作業指示 A: 提示文から、「図8】情報処理装置の処理部の処理の一例を示すフローチャートである。」で始まり「量であるものとして説明する。」で終わる部分を、両端の語句も含めて一字一句変えずに引用してください。
作業指示 B: 水力発電所に関する提示文によると、制水門Gはどこに設けられていますか。

提示文:
図3】情報処理装置の構成例を示すブロック図である。
図4】水位予測モデルの一例を示す説明図である。
図5】開度情報出力モデルの一例を示す説明図である。
図6】履歴テーブルの一例を示す説明図である。
図7】表示部における表示画面の一例を示す説明図である。
図8】情報処理装置の処理部の処理の一例を示すフローチャートである。
図9】開度情報出力モデルの再学習処理を示すフローチャートである。
図10】実施形態2に係る開度情報出力モデルの一例を示す説明図である。
図11】実施形態2に係る開度情報出力モデルの再学習処理を示すフローチャートである。
【発明を実施するための形態】
【0011】
(実施形態1)
以下、実施形態について図面を参照し、実施形態について説明する。図1は、水力発電所Wの概要を示す説明図である。水力発電所Wは、例えば、水路式の発電所であり、堰堤(ダム)Dと、ダム湖Lと、水路Cと、発電機Eと、取水システムSとを備える。ダム湖Lは河川RをダムDによってせき止めることにより形成される人工湖である。水路Cはダム湖Lに接続し、取水システムSによってダム湖Lから取水された水を発電機Eに流す。水路Cを流れる水は、発電機Eを通過した後、河川RのダムDより下流に放出される。図1においては、左方が河川Rの上流側、右方が下流側を示す。
【0012】
図2は取水システムSを示す模式図である。取水システムSは、情報処理装置1と、制水門Gと、巻上機1aと、水位計1bと、ダム水位計1cとを備える。情報処理装置1は、巻上機1a、水位計1b、及びダム水位計1cから取得した情報に基づいて開度情報を出力し、出力した開度情報に基づいて、巻上機1aに制水門Gを操作させる信号を出力する。本実施形態において開度情報は、水路水位を目標水路水位にするために制水門Gが操作される際の、制水門Gの動作量(制水門開度の変化量)を示す。なお、開度情報は制水門開度の目標値であってもよい。以下の説明では、開度情報は制水門Gの動作量であるものとして説明する。
【0013】
制水門Gは、ダム湖Lと水路Cとの境界に設けられる。制水門Gの開度(制水門開度)が大きいほど、水路Cに流れる水量は増加し、制水門開度が小さいほど水路Cを流れる水量は減少する。
【0014】
巻上機1aは、情報処理装置1からの信号に基づいて制水門Gを昇降させる。巻上機1aが制水門Gを上昇させると制水門開度は大きくなり、降下させると制水門開度は小さくなる。なお、制水門Gは、左右に開く方式、または水路Cの底部からせり上がる方式などでもよい。

データ抜粋:
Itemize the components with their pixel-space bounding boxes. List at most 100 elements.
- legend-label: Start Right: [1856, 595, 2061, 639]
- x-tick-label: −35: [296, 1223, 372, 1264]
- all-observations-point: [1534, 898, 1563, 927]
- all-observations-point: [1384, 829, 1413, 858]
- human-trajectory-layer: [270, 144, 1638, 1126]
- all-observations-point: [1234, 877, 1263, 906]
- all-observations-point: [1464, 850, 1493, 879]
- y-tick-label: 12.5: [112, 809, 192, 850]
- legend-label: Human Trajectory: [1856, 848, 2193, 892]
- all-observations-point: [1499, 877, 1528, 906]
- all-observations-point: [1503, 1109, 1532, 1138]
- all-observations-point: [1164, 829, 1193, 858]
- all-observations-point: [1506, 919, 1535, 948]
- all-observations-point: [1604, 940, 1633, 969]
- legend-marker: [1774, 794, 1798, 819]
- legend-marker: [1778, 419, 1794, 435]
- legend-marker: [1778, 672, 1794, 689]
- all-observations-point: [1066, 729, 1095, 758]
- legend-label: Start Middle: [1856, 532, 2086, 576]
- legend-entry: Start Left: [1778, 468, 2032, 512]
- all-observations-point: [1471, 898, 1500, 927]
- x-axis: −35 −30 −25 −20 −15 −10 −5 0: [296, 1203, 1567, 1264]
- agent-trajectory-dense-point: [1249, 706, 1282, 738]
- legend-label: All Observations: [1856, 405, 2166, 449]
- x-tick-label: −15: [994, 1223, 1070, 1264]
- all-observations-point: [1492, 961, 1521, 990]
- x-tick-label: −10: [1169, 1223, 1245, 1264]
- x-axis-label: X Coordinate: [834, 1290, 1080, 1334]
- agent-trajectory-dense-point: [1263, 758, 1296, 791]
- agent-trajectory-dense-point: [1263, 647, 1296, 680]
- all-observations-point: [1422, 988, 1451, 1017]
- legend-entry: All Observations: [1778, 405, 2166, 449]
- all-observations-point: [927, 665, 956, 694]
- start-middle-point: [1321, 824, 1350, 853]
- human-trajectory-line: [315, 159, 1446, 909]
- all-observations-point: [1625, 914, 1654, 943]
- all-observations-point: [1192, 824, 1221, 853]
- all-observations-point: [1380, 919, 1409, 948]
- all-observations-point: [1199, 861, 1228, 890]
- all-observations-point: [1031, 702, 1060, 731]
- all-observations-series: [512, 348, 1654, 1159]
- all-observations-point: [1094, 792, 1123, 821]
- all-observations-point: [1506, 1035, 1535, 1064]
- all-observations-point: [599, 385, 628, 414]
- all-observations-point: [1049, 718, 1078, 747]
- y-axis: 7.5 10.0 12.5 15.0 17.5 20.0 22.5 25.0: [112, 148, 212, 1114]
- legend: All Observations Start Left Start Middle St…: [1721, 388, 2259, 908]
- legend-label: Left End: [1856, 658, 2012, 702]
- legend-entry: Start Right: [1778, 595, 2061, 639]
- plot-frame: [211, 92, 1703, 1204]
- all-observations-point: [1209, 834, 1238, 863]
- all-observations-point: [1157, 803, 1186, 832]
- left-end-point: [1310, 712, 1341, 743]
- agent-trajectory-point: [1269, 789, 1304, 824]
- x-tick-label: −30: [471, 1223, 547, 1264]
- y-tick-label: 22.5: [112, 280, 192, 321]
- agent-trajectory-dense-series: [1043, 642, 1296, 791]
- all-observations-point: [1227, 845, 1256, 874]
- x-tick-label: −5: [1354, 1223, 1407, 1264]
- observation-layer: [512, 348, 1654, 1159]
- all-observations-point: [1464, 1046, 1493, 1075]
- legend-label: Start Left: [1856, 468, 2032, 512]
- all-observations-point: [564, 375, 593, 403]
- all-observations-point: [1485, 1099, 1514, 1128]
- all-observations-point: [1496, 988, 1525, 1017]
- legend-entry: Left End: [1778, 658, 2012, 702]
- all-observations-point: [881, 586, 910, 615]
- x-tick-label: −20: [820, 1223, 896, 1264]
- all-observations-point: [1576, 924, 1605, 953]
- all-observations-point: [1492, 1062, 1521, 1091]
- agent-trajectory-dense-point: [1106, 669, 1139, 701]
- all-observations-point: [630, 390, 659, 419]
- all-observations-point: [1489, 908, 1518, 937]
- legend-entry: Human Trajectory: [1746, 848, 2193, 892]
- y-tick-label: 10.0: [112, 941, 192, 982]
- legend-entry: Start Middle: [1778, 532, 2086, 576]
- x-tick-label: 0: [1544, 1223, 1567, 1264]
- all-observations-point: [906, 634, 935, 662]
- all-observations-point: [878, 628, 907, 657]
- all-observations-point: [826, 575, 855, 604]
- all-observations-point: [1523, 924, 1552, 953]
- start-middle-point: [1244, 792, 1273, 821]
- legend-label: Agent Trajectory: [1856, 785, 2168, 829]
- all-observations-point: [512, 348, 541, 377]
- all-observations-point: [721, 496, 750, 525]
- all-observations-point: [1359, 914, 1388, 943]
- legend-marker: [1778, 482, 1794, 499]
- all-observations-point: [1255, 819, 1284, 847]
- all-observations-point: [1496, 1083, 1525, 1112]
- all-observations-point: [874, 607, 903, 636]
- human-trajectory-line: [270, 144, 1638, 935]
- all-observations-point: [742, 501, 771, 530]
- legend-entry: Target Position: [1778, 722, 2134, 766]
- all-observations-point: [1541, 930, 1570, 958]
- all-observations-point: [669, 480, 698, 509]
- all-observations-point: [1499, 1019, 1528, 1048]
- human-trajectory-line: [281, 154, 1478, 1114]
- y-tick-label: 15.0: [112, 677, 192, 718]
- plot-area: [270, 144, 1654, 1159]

解答欄 A:
図8】情報処理装置の処理部の処理の一例を示すフローチャートである。
図9】開度情報出力モデルの再学習処理を示すフローチャートである。
図10】実施形態2に係る開度情報出力モデルの一例を示す説明図である。
図11】実施形態2に係る開度情報出力モデルの再学習処理を示すフローチャートである。
【発明を実施するための形態】
【0011】
(実施形態1)
以下、実施形態について図面を参照し、実施形態について説明する。図1は、水力発電所Wの概要を示す説明図である。水力発電所Wは、例えば、水路式の発電所であり、堰堤(ダム)Dと、ダム湖Lと、水路Cと、発電機Eと、取水システムSとを備える。ダム湖Lは河川RをダムDによってせき止めることにより形成される人工湖である。水路Cはダム湖Lに接続し、取水システムSによってダム湖Lから取水された水を発電機Eに流す。水路Cを流れる水は、発電機Eを通過した後、河川RのダムDより下流に放出される。図1においては、左方が河川Rの上流側、右方が下流側を示す。
【0012】
図2は取水システムSを示す模式図である。取水システムSは、情報処理装置1と、制水門Gと、巻上機1aと、水位計1bと、ダム水位計1cとを備える。情報処理装置1は、巻上機1a、水位計1b、及びダム水位計1cから取得した情報に基づいて開度情報を出力し、出力した開度情報に基づいて、巻上機1aに制水門Gを操作させる信号を出力する。本実施形態において開度情報は、水路水位を目標水路水位にするために制水門Gが操作される際の、制水門Gの動作量(制水門開度の変化量)を示す。なお、開度情報は制水門開度の目標値であってもよい。以下の説明では、開度情報は制水門Gの動作量であるものとして説明する。

解答欄 B: ダム湖Lと水路Cとの境界に設けられています。